## [Problem statement]
What lines of the data hold the string "Source"? Pull each one out.

## [Given records]
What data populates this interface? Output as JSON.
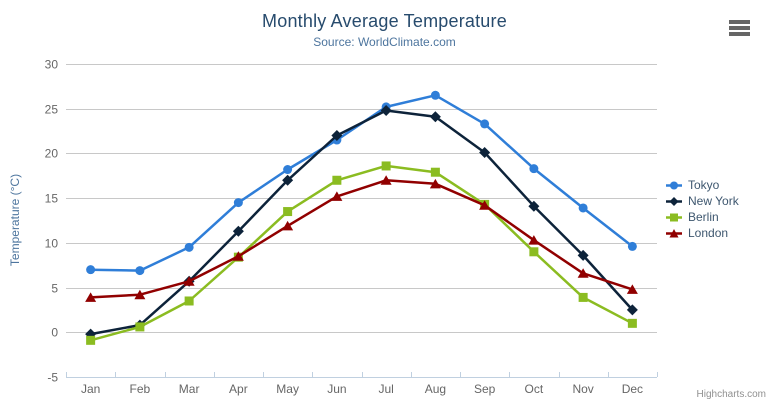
{
  "header": {
    "title": "Monthly Average Temperature",
    "subtitle": "Source: WorldClimate.com"
  },
  "credits": {
    "label": "Highcharts.com"
  },
  "chart_data": {
    "type": "line",
    "title": "Monthly Average Temperature",
    "subtitle": "Source: WorldClimate.com",
    "categories": [
      "Jan",
      "Feb",
      "Mar",
      "Apr",
      "May",
      "Jun",
      "Jul",
      "Aug",
      "Sep",
      "Oct",
      "Nov",
      "Dec"
    ],
    "series": [
      {
        "name": "Tokyo",
        "color": "#2f7ed8",
        "marker": "circle",
        "values": [
          7.0,
          6.9,
          9.5,
          14.5,
          18.2,
          21.5,
          25.2,
          26.5,
          23.3,
          18.3,
          13.9,
          9.6
        ]
      },
      {
        "name": "New York",
        "color": "#0d233a",
        "marker": "diamond",
        "values": [
          -0.2,
          0.8,
          5.7,
          11.3,
          17.0,
          22.0,
          24.8,
          24.1,
          20.1,
          14.1,
          8.6,
          2.5
        ]
      },
      {
        "name": "Berlin",
        "color": "#8bbc21",
        "marker": "square",
        "values": [
          -0.9,
          0.6,
          3.5,
          8.4,
          13.5,
          17.0,
          18.6,
          17.9,
          14.3,
          9.0,
          3.9,
          1.0
        ]
      },
      {
        "name": "London",
        "color": "#910000",
        "marker": "triangle",
        "values": [
          3.9,
          4.2,
          5.7,
          8.5,
          11.9,
          15.2,
          17.0,
          16.6,
          14.2,
          10.3,
          6.6,
          4.8
        ]
      }
    ],
    "xlabel": "",
    "ylabel": "Temperature (°C)",
    "ylim": [
      -5,
      30
    ],
    "y_tick_step": 5,
    "y_tick_labels": [
      "-5",
      "0",
      "5",
      "10",
      "15",
      "20",
      "25",
      "30"
    ],
    "grid": true,
    "legend_position": "right",
    "palette": {
      "grid_line": "#c8c8c8",
      "axis_line": "#c0d0e0",
      "tick_label": "#666666",
      "title_text": "#274b6d",
      "subtitle_text": "#4d759e",
      "legend_text": "#3e576f",
      "credits_text": "#909090",
      "menu_icon": "#666666"
    }
  }
}
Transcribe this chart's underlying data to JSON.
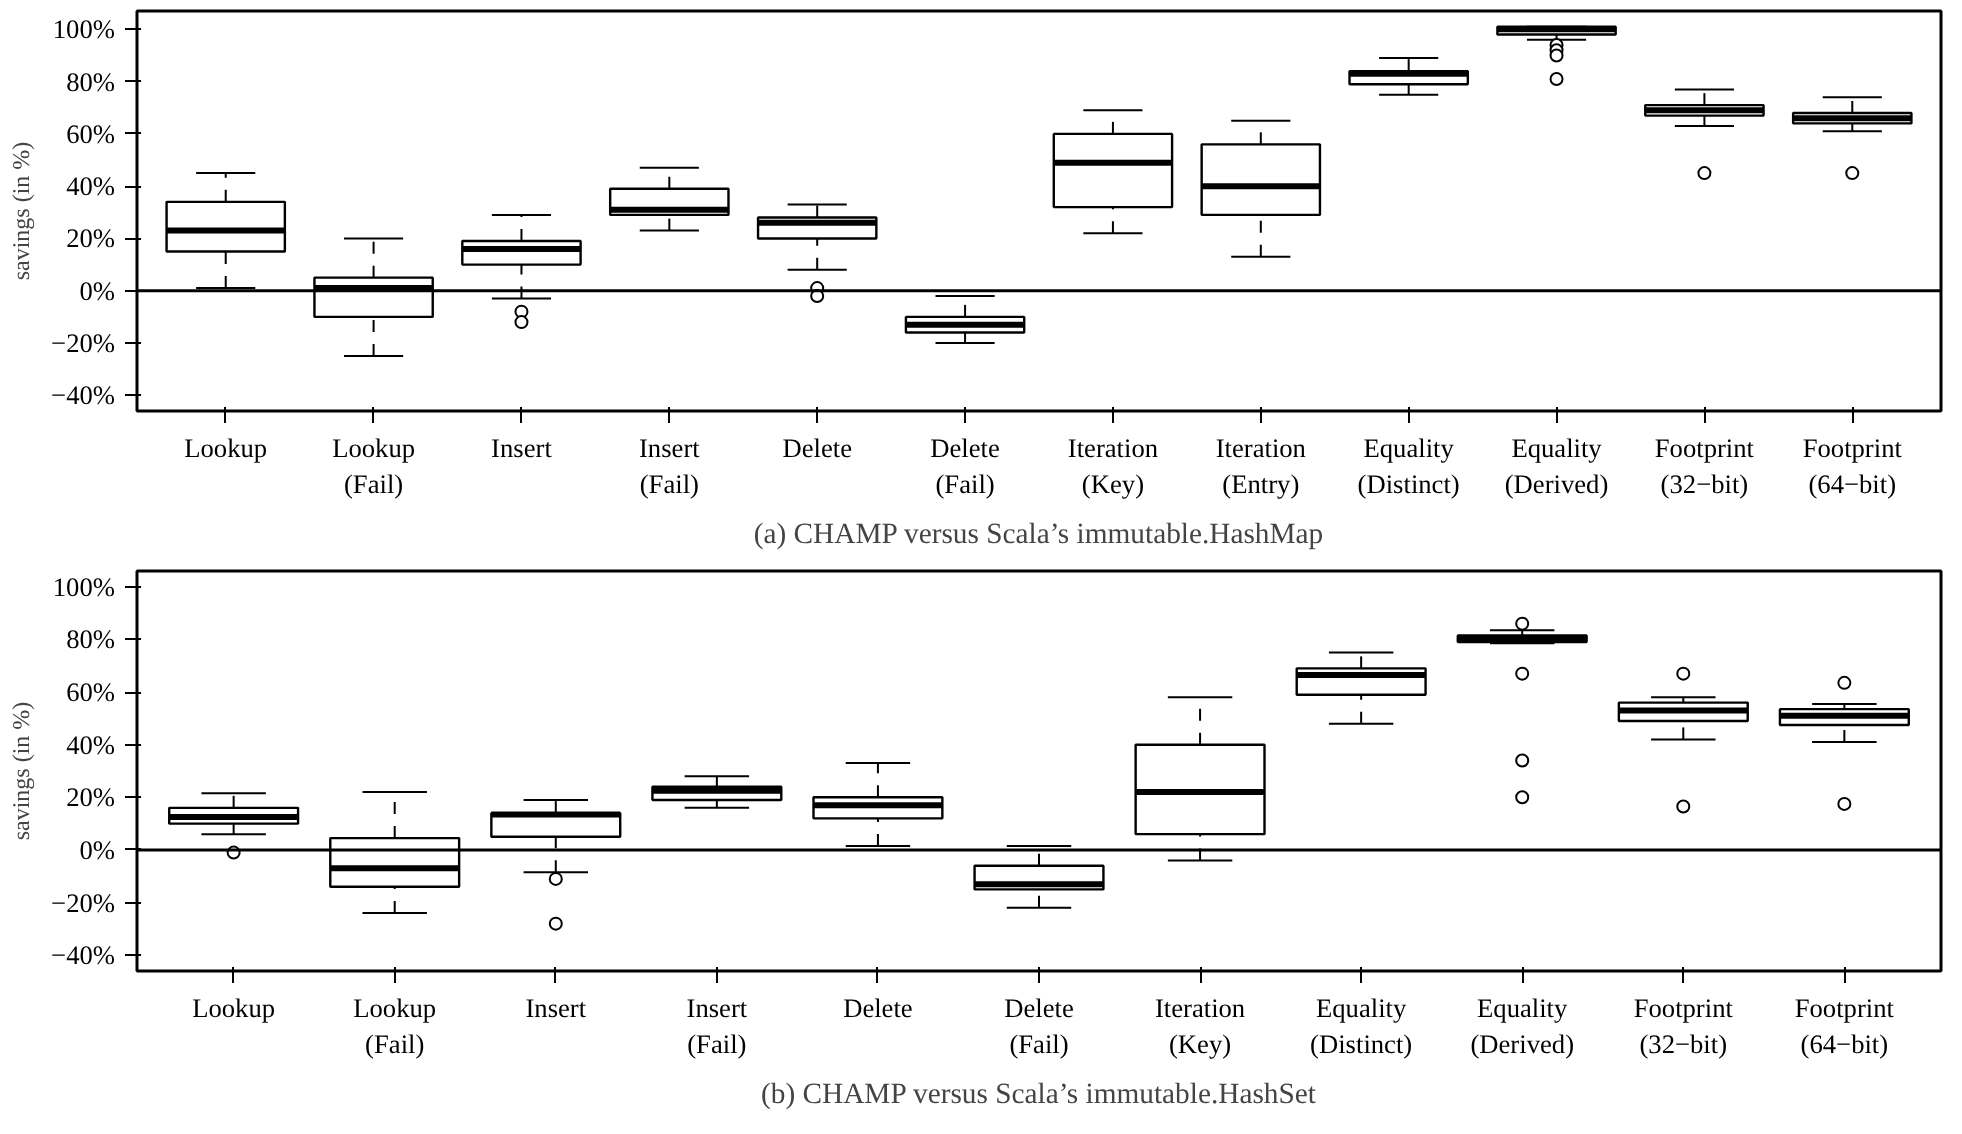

## [Written response]
    "subtitle": "Source: WorldClimate.com"
    "subtitle": "Source: WorldClimate.com",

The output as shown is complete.